THE REQUEST: Report the count of lines that carry the string "LILLE", and add nothing.

▼

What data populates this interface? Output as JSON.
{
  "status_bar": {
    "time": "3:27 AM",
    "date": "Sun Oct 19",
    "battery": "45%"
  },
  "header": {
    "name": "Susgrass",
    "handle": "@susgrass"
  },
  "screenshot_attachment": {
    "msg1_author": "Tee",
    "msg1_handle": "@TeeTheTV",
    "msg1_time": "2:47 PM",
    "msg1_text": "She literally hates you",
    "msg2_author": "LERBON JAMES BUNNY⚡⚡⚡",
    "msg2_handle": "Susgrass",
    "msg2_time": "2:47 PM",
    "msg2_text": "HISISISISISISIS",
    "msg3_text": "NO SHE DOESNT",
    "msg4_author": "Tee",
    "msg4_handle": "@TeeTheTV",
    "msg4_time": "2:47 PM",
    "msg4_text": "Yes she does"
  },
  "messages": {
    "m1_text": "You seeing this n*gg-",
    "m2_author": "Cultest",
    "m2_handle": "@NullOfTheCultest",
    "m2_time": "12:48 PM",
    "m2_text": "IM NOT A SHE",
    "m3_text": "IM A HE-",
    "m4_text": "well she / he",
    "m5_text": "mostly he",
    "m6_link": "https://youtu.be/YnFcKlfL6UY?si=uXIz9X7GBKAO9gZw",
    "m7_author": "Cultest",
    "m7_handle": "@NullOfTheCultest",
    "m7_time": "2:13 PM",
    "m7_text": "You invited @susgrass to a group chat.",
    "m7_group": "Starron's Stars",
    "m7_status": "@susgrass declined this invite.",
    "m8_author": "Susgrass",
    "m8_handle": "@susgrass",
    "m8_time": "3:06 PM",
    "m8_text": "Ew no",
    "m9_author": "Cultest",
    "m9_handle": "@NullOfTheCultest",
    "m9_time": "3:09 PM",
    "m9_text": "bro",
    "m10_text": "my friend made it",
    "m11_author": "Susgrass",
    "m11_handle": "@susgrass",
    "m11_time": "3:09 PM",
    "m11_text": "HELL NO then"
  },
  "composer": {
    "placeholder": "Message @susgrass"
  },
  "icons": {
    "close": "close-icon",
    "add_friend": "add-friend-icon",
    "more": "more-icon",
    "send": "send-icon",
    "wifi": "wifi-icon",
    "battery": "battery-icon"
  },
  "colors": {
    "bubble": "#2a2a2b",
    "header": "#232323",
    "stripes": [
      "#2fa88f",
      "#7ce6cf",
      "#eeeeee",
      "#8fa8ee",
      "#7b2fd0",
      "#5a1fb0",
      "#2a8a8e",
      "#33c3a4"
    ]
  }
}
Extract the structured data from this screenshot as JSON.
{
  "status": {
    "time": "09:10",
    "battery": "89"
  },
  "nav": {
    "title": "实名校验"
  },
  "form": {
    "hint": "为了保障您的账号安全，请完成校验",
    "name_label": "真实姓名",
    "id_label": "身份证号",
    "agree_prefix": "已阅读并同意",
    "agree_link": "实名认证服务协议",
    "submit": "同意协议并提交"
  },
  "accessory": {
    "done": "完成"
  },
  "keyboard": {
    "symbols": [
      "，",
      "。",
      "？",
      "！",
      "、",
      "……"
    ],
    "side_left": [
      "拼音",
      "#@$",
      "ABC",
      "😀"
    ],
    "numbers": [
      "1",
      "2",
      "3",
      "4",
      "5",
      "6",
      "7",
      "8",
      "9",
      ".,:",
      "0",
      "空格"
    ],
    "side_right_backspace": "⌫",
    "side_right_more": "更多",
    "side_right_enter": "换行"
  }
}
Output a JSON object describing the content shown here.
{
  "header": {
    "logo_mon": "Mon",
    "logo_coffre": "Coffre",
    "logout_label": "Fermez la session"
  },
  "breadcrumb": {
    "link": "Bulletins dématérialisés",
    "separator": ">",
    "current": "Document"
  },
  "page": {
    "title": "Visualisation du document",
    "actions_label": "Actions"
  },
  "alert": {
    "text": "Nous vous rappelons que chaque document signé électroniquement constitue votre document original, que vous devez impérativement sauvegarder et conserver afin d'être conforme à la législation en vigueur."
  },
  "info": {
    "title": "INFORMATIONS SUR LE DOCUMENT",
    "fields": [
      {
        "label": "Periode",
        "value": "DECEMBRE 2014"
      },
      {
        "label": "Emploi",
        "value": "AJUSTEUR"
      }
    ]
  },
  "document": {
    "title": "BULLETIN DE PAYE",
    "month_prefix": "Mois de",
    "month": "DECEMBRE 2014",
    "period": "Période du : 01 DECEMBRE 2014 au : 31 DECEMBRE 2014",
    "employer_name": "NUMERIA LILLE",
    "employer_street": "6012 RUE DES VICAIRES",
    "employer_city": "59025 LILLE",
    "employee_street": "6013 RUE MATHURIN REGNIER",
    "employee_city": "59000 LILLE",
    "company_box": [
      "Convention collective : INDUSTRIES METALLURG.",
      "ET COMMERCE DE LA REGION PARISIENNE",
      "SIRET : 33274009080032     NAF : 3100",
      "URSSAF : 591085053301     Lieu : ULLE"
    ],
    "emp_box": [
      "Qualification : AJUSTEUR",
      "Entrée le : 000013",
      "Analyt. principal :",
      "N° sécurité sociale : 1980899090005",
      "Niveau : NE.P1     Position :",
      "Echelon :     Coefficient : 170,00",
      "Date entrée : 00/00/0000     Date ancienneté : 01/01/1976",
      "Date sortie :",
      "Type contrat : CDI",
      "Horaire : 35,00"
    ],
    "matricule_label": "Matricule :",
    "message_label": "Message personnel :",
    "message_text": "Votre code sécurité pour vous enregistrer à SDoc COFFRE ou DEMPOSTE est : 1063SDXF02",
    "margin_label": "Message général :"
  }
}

▲

REPLY TO THE TASK: 3